[Data entries]
_ _ _ _ _

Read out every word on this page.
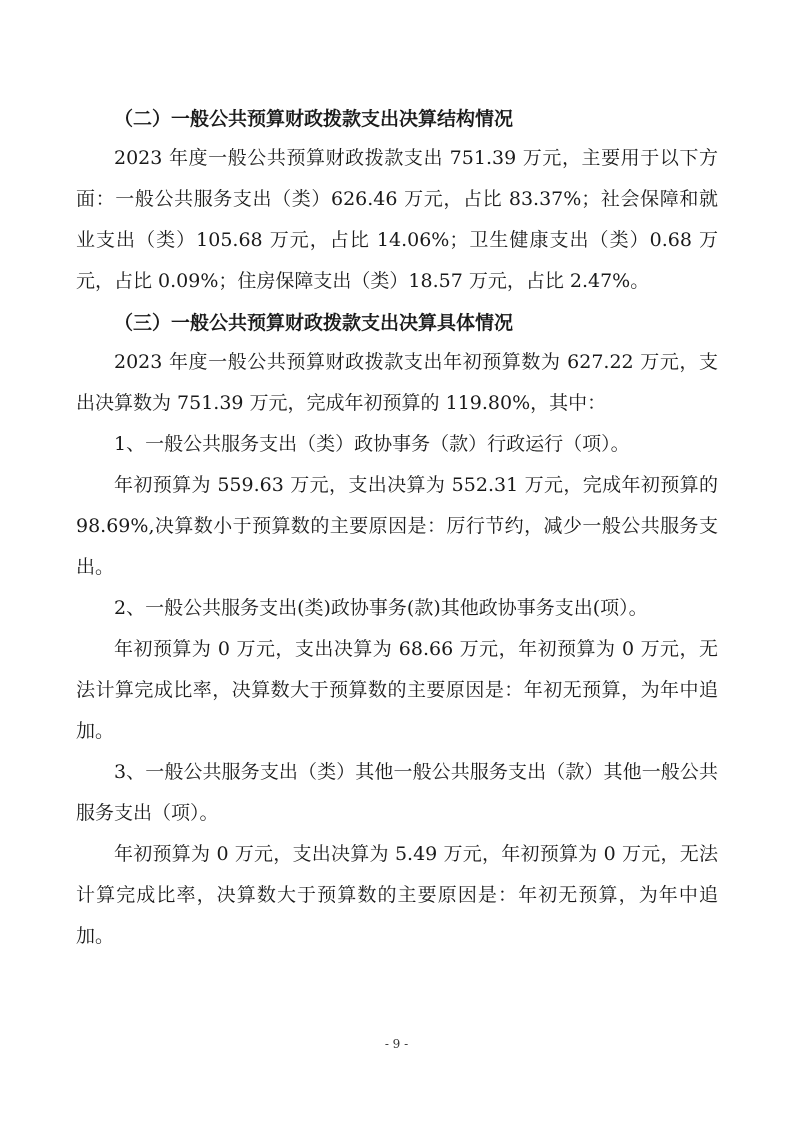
（二）一般公共预算财政拨款支出决算结构情况

2023 年度一般公共预算财政拨款支出 751.39 万元，主要用于以下方面：一般公共服务支出（类）626.46 万元，占比 83.37%；社会保障和就业支出（类）105.68 万元，占比 14.06%；卫生健康支出（类）0.68 万元，占比 0.09%；住房保障支出（类）18.57 万元，占比 2.47%。

（三）一般公共预算财政拨款支出决算具体情况

2023 年度一般公共预算财政拨款支出年初预算数为 627.22 万元，支出决算数为 751.39 万元，完成年初预算的 119.80%，其中：

1、一般公共服务支出（类）政协事务（款）行政运行（项）。

年初预算为 559.63 万元，支出决算为 552.31 万元，完成年初预算的 98.69%,决算数小于预算数的主要原因是：厉行节约，减少一般公共服务支出。

2、一般公共服务支出(类)政协事务(款)其他政协事务支出(项）。

年初预算为 0 万元，支出决算为 68.66 万元，年初预算为 0 万元，无法计算完成比率，决算数大于预算数的主要原因是：年初无预算，为年中追加。

3、一般公共服务支出（类）其他一般公共服务支出（款）其他一般公共服务支出（项）。

年初预算为 0 万元，支出决算为 5.49 万元，年初预算为 0 万元，无法计算完成比率，决算数大于预算数的主要原因是：年初无预算，为年中追加。

- 9 -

_ _ _ _ _

What the task requires → Repeat verbatim all the material, but not the pictures.

Worked answer →
Read out every word on this page.
（二）一般公共预算财政拨款支出决算结构情况

2023 年度一般公共预算财政拨款支出 751.39 万元，主要用于以下方面：一般公共服务支出（类）626.46 万元，占比 83.37%；社会保障和就业支出（类）105.68 万元，占比 14.06%；卫生健康支出（类）0.68 万元，占比 0.09%；住房保障支出（类）18.57 万元，占比 2.47%。

（三）一般公共预算财政拨款支出决算具体情况

2023 年度一般公共预算财政拨款支出年初预算数为 627.22 万元，支出决算数为 751.39 万元，完成年初预算的 119.80%，其中：

1、一般公共服务支出（类）政协事务（款）行政运行（项）。

年初预算为 559.63 万元，支出决算为 552.31 万元，完成年初预算的 98.69%,决算数小于预算数的主要原因是：厉行节约，减少一般公共服务支出。

2、一般公共服务支出(类)政协事务(款)其他政协事务支出(项）。

年初预算为 0 万元，支出决算为 68.66 万元，年初预算为 0 万元，无法计算完成比率，决算数大于预算数的主要原因是：年初无预算，为年中追加。

3、一般公共服务支出（类）其他一般公共服务支出（款）其他一般公共服务支出（项）。

年初预算为 0 万元，支出决算为 5.49 万元，年初预算为 0 万元，无法计算完成比率，决算数大于预算数的主要原因是：年初无预算，为年中追加。

- 9 -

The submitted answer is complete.